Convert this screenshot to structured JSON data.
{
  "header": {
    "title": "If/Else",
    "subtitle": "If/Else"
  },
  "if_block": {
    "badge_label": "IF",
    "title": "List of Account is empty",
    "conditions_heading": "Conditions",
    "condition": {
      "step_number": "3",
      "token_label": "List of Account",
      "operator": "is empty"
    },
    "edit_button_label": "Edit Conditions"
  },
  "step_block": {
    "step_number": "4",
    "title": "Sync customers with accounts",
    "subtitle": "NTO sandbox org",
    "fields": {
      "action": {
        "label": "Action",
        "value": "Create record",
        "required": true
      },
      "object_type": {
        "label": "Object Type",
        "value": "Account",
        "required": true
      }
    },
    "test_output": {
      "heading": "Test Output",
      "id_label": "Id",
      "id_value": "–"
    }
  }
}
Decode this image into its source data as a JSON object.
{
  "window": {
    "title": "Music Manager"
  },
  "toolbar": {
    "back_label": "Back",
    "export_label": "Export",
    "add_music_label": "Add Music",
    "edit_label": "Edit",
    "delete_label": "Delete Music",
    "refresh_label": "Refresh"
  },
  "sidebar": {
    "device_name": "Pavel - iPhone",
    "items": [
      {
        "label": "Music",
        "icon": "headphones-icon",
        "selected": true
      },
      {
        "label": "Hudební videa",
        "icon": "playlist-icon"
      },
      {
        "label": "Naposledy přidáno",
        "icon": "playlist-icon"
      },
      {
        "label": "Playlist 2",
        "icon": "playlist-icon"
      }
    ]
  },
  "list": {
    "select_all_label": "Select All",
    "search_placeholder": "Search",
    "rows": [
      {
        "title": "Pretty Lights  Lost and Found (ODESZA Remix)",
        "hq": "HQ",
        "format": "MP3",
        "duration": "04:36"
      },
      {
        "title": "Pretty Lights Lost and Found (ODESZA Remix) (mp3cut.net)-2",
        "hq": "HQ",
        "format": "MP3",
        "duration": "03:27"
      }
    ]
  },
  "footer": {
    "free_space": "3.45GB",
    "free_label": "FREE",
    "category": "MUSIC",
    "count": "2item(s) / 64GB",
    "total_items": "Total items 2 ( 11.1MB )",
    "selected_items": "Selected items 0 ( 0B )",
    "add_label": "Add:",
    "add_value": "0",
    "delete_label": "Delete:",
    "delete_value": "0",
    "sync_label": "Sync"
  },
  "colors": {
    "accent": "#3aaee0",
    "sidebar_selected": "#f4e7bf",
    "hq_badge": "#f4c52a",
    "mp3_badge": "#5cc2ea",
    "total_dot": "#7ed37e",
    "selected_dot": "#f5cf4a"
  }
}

◇ ◇ ◇ ◇ ◇ ◇ ◇

Recite the full listing above exactly.

Convert this screenshot to structured JSON data.
{
  "header": {
    "title": "If/Else",
    "subtitle": "If/Else"
  },
  "if_block": {
    "badge_label": "IF",
    "title": "List of Account is empty",
    "conditions_heading": "Conditions",
    "condition": {
      "step_number": "3",
      "token_label": "List of Account",
      "operator": "is empty"
    },
    "edit_button_label": "Edit Conditions"
  },
  "step_block": {
    "step_number": "4",
    "title": "Sync customers with accounts",
    "subtitle": "NTO sandbox org",
    "fields": {
      "action": {
        "label": "Action",
        "value": "Create record",
        "required": true
      },
      "object_type": {
        "label": "Object Type",
        "value": "Account",
        "required": true
      }
    },
    "test_output": {
      "heading": "Test Output",
      "id_label": "Id",
      "id_value": "–"
    }
  }
}
Decode this image into its source data as a JSON object.
{
  "window": {
    "title": "Music Manager"
  },
  "toolbar": {
    "back_label": "Back",
    "export_label": "Export",
    "add_music_label": "Add Music",
    "edit_label": "Edit",
    "delete_label": "Delete Music",
    "refresh_label": "Refresh"
  },
  "sidebar": {
    "device_name": "Pavel - iPhone",
    "items": [
      {
        "label": "Music",
        "icon": "headphones-icon",
        "selected": true
      },
      {
        "label": "Hudební videa",
        "icon": "playlist-icon"
      },
      {
        "label": "Naposledy přidáno",
        "icon": "playlist-icon"
      },
      {
        "label": "Playlist 2",
        "icon": "playlist-icon"
      }
    ]
  },
  "list": {
    "select_all_label": "Select All",
    "search_placeholder": "Search",
    "rows": [
      {
        "title": "Pretty Lights  Lost and Found (ODESZA Remix)",
        "hq": "HQ",
        "format": "MP3",
        "duration": "04:36"
      },
      {
        "title": "Pretty Lights Lost and Found (ODESZA Remix) (mp3cut.net)-2",
        "hq": "HQ",
        "format": "MP3",
        "duration": "03:27"
      }
    ]
  },
  "footer": {
    "free_space": "3.45GB",
    "free_label": "FREE",
    "category": "MUSIC",
    "count": "2item(s) / 64GB",
    "total_items": "Total items 2 ( 11.1MB )",
    "selected_items": "Selected items 0 ( 0B )",
    "add_label": "Add:",
    "add_value": "0",
    "delete_label": "Delete:",
    "delete_value": "0",
    "sync_label": "Sync"
  },
  "colors": {
    "accent": "#3aaee0",
    "sidebar_selected": "#f4e7bf",
    "hq_badge": "#f4c52a",
    "mp3_badge": "#5cc2ea",
    "total_dot": "#7ed37e",
    "selected_dot": "#f5cf4a"
  }
}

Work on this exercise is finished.